DATA IN THIS EXERCISE:

++++++++++++++++++++

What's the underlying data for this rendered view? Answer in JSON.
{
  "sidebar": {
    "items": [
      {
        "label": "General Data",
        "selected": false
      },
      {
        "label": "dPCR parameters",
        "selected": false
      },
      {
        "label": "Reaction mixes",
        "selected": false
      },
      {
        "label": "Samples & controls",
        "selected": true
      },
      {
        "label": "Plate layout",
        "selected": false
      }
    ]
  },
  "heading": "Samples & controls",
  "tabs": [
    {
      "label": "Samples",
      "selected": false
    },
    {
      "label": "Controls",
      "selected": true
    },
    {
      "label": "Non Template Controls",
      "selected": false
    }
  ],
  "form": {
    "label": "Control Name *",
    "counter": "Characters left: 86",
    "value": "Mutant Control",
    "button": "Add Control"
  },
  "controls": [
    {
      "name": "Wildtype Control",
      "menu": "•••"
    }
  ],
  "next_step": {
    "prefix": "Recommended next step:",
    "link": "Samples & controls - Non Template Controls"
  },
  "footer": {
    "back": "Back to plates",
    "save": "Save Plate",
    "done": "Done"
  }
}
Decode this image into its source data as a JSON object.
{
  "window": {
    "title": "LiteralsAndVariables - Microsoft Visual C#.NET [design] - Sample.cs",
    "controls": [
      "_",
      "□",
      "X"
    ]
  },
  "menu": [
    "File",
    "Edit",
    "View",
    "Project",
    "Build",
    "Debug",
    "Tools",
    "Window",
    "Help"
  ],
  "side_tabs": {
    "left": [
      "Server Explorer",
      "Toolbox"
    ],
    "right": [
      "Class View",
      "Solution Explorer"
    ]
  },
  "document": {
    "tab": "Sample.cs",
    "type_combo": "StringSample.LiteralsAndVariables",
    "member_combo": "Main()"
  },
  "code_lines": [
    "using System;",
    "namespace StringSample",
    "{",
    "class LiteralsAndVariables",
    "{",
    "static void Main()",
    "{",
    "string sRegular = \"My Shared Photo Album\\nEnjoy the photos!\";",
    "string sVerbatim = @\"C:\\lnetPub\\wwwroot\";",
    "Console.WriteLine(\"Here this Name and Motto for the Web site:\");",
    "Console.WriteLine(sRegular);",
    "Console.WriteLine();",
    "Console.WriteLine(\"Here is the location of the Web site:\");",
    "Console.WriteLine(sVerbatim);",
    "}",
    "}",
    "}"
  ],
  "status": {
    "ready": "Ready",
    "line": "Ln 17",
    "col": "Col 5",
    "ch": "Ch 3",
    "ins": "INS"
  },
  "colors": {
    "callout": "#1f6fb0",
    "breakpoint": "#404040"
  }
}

++++++++++++++++++++

AIM:
Using the records above, say how many lines include the string "Console". Only the number is wanted.

EXERCISE OUTPUT:
5